What is required:
Wherever the word "Esperanza" appears in a line, copy that line.

--- start Records to use ---

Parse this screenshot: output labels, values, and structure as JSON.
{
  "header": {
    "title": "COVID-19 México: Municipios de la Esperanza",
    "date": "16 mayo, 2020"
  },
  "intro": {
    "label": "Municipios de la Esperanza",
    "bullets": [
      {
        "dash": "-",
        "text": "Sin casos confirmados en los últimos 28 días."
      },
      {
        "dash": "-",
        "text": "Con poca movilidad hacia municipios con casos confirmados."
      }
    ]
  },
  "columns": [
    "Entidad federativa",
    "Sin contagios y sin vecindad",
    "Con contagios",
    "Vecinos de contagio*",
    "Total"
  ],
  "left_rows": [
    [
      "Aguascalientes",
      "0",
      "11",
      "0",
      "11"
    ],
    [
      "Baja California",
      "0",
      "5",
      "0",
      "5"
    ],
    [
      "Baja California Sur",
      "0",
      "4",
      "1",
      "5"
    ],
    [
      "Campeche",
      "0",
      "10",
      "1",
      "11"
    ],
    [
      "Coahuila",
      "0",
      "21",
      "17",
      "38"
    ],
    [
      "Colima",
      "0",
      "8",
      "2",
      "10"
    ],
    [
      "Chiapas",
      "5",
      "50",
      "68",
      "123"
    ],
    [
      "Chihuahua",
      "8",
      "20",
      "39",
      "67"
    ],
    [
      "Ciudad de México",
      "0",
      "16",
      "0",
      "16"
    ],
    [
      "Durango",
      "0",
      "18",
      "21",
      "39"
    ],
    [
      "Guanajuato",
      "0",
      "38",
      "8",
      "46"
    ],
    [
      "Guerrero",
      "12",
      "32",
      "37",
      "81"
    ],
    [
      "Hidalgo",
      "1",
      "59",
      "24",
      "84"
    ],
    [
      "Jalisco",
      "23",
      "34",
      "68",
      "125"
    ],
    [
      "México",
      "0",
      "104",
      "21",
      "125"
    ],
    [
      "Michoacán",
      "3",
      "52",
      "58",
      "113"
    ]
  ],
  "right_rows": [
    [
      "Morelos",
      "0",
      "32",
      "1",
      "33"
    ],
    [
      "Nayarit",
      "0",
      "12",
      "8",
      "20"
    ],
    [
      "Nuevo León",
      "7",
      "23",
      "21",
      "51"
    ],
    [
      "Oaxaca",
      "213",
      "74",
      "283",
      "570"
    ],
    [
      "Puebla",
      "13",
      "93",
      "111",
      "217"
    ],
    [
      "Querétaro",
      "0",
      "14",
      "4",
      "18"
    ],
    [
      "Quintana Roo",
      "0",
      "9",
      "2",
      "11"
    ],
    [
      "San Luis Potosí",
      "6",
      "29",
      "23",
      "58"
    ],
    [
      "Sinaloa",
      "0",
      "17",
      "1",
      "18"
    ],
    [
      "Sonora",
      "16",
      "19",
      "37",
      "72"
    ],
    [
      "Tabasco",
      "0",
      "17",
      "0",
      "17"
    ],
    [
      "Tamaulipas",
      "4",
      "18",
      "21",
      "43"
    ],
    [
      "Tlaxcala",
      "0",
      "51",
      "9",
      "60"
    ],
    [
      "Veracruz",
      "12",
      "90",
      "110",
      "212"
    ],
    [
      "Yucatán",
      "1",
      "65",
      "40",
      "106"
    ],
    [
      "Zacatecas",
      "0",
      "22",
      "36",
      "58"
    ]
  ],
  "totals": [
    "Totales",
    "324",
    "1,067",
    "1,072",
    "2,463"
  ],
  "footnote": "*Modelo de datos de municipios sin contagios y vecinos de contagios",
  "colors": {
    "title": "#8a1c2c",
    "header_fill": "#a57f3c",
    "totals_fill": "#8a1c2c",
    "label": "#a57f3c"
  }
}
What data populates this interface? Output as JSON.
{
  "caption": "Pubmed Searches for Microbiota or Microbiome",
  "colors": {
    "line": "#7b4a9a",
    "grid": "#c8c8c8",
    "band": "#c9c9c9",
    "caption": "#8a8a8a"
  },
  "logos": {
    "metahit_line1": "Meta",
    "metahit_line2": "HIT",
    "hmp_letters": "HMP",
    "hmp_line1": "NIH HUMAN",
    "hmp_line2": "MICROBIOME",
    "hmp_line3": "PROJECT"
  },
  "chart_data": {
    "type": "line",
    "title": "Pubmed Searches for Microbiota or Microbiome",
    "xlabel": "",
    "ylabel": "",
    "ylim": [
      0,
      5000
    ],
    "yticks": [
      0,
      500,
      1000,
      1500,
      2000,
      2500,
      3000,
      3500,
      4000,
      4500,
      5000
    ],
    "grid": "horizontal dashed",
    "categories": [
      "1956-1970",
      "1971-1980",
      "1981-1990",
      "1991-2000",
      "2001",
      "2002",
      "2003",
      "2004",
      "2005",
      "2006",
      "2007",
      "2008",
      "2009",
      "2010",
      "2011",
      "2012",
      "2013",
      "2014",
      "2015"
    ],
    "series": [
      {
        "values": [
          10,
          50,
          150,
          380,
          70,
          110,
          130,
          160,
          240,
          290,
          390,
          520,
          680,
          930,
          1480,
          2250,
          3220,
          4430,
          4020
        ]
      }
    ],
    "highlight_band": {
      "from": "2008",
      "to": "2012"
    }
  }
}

--- end Records to use ---

Reply:
    "title": "COVID-19 México: Municipios de la Esperanza",
    "label": "Municipios de la Esperanza",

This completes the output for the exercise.